**To be done:**
Count every line that holds the string "text", and report the number alone.

**Recorded data:**

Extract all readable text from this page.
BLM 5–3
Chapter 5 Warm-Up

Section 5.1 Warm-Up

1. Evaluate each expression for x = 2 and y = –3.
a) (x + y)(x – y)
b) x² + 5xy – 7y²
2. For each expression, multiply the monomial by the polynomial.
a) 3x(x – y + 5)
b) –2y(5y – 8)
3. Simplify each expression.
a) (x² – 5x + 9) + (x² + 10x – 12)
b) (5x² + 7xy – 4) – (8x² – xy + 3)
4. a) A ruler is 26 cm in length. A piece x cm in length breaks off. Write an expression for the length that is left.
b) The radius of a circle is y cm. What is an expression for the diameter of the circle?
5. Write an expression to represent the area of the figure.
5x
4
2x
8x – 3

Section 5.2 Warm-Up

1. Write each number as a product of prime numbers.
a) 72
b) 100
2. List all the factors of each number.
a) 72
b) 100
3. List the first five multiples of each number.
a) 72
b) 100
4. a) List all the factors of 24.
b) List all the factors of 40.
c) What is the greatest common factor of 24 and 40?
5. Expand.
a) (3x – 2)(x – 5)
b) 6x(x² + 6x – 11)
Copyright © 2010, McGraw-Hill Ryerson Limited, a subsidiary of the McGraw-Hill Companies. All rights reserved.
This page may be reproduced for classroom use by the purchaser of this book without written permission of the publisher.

* * *

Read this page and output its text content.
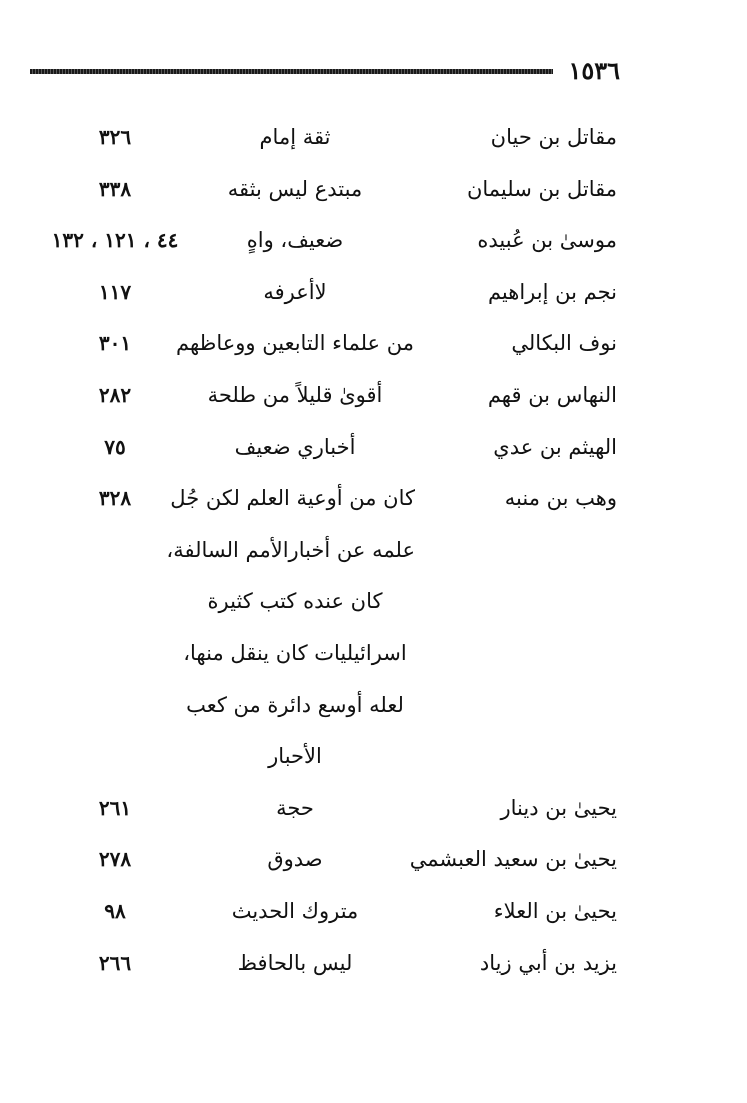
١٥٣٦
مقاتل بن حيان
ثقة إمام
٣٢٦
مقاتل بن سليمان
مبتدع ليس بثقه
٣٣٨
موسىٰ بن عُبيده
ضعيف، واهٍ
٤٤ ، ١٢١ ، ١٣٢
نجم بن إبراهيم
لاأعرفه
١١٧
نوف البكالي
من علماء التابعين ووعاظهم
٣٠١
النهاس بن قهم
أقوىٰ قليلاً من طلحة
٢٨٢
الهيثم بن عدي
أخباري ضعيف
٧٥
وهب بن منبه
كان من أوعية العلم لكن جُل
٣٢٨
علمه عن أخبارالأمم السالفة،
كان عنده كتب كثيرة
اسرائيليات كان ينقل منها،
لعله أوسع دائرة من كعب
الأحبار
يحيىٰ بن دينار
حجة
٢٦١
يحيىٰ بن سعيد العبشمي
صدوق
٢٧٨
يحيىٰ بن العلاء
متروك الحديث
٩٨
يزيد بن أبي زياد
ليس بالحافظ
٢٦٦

* * *

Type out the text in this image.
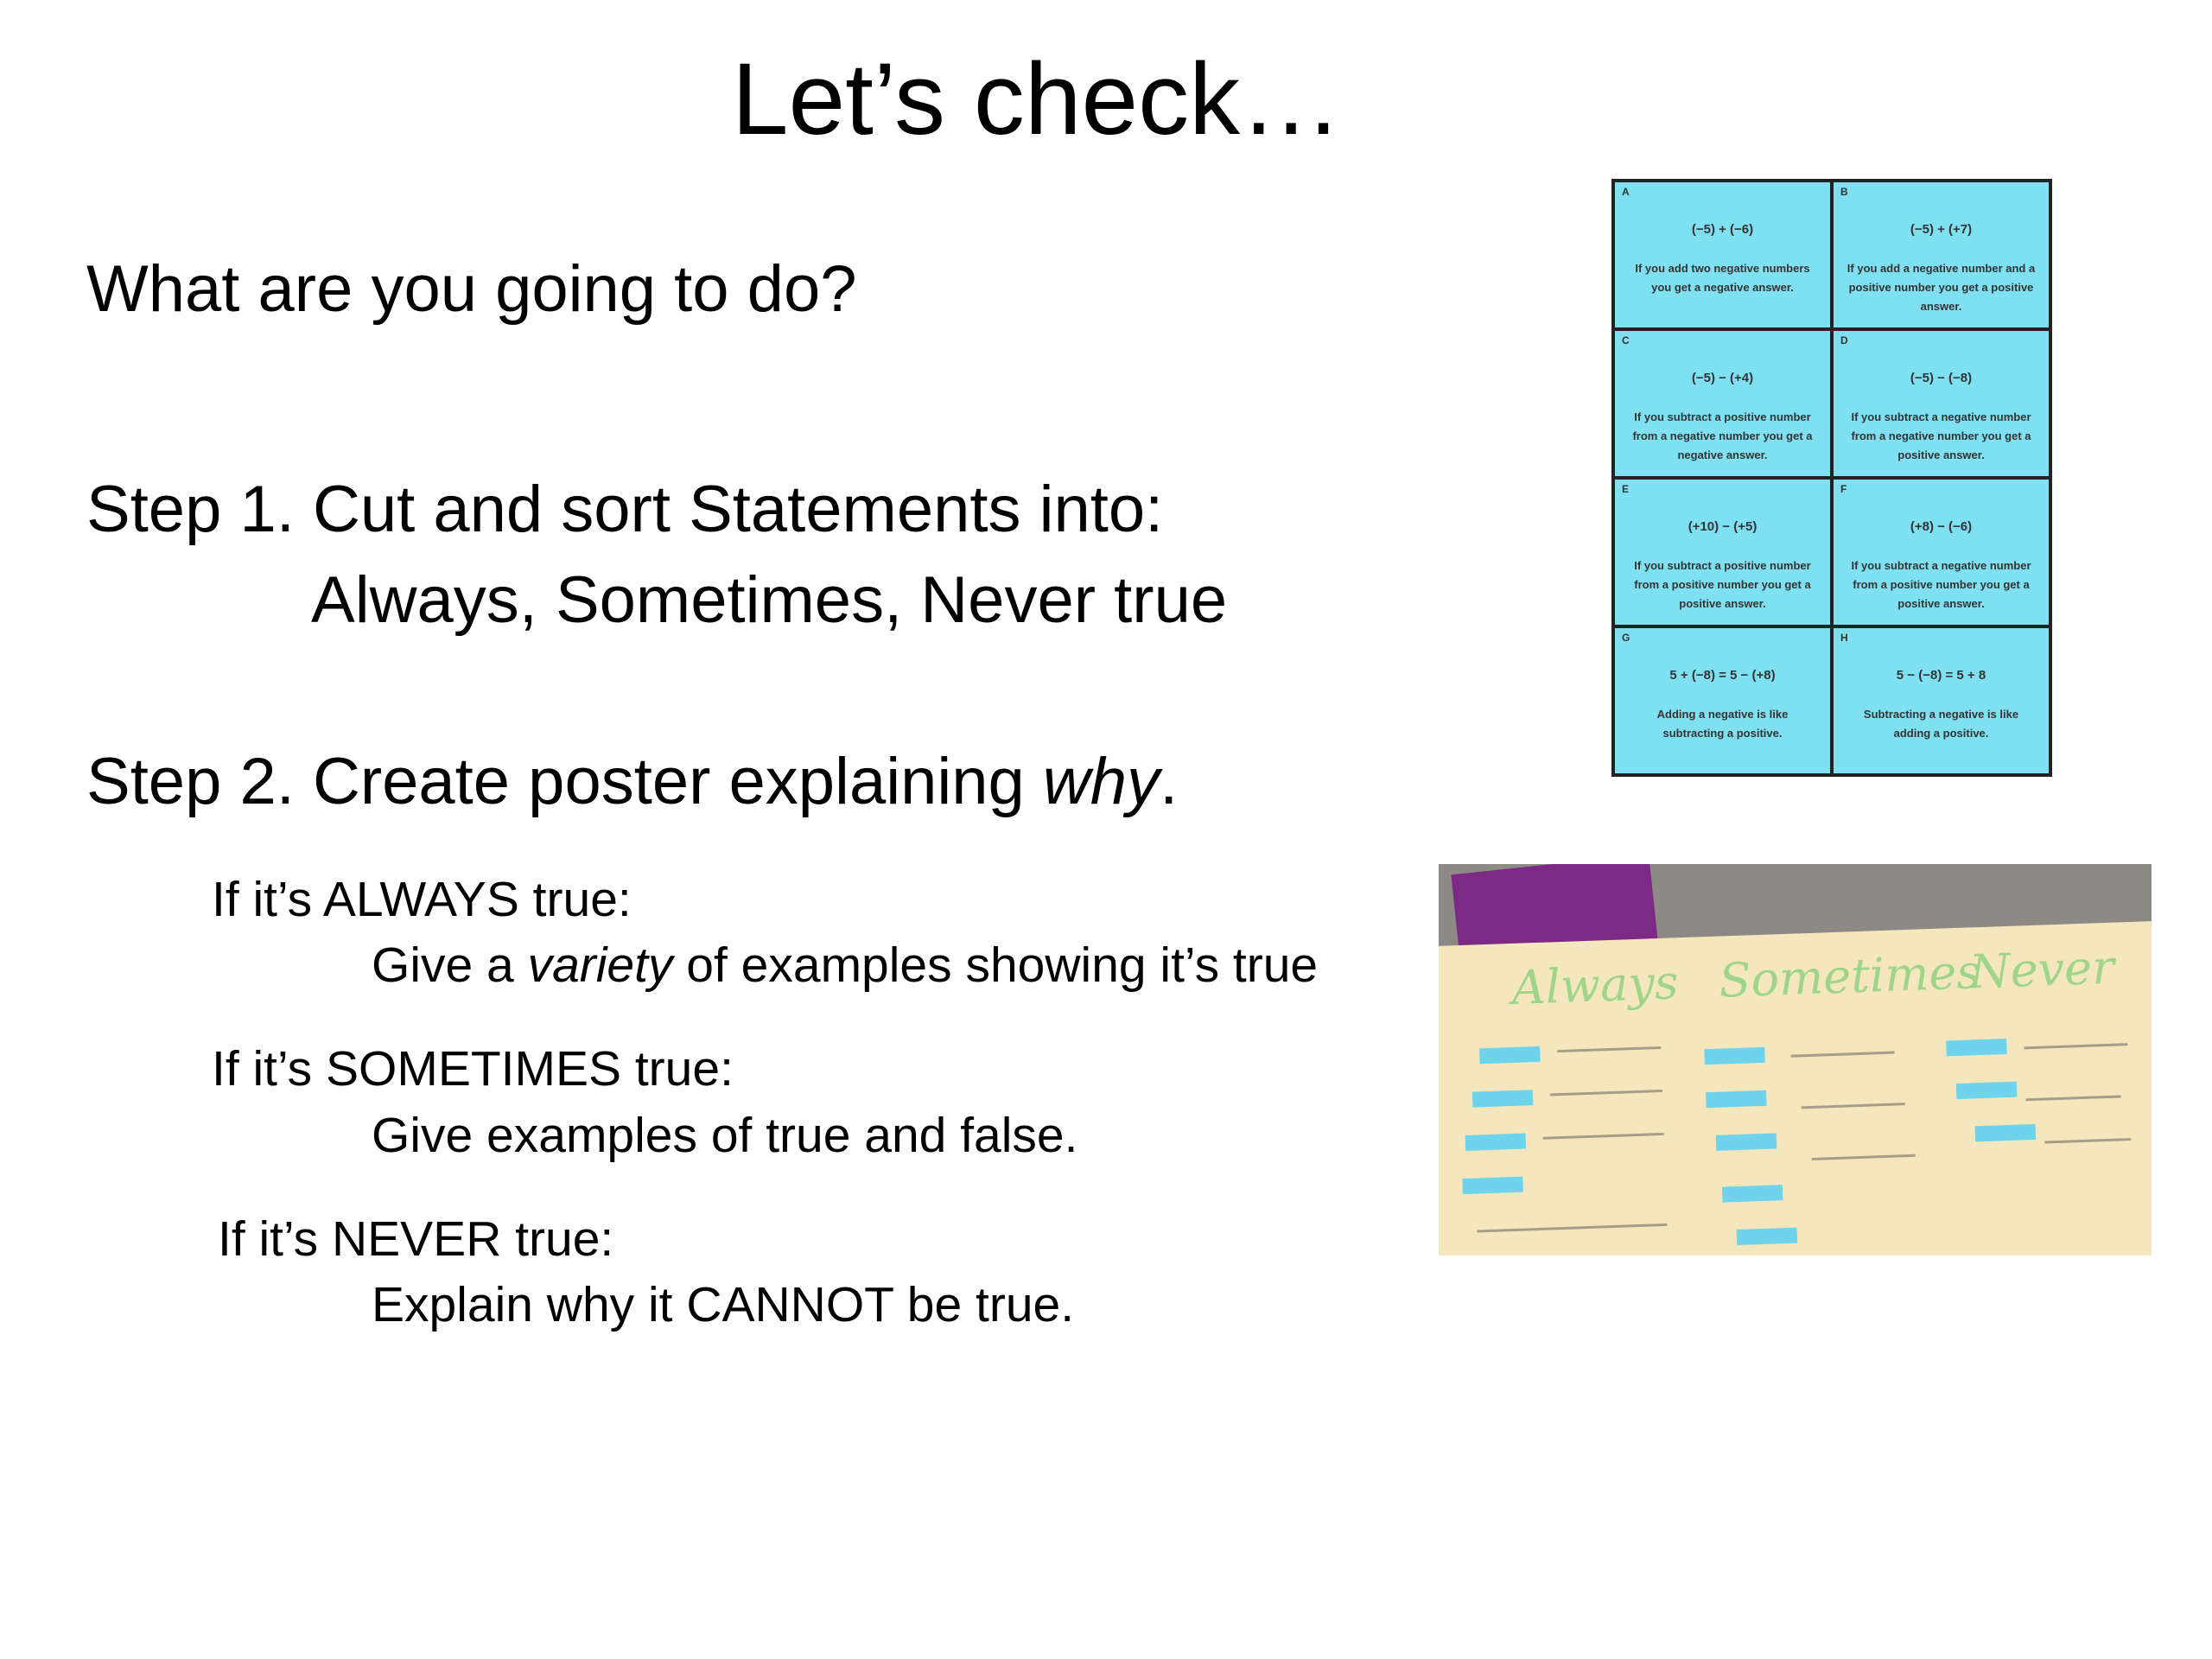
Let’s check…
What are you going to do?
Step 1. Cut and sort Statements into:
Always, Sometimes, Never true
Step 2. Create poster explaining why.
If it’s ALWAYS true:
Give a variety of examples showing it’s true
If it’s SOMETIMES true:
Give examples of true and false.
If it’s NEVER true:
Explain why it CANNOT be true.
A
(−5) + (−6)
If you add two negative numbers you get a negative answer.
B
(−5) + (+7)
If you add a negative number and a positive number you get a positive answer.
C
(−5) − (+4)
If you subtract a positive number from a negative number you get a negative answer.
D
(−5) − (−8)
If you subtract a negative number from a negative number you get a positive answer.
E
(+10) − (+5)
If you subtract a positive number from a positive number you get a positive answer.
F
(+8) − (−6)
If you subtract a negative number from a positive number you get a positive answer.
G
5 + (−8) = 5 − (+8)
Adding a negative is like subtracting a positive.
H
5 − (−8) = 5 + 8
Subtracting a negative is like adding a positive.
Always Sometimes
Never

**Answer for the task:**
3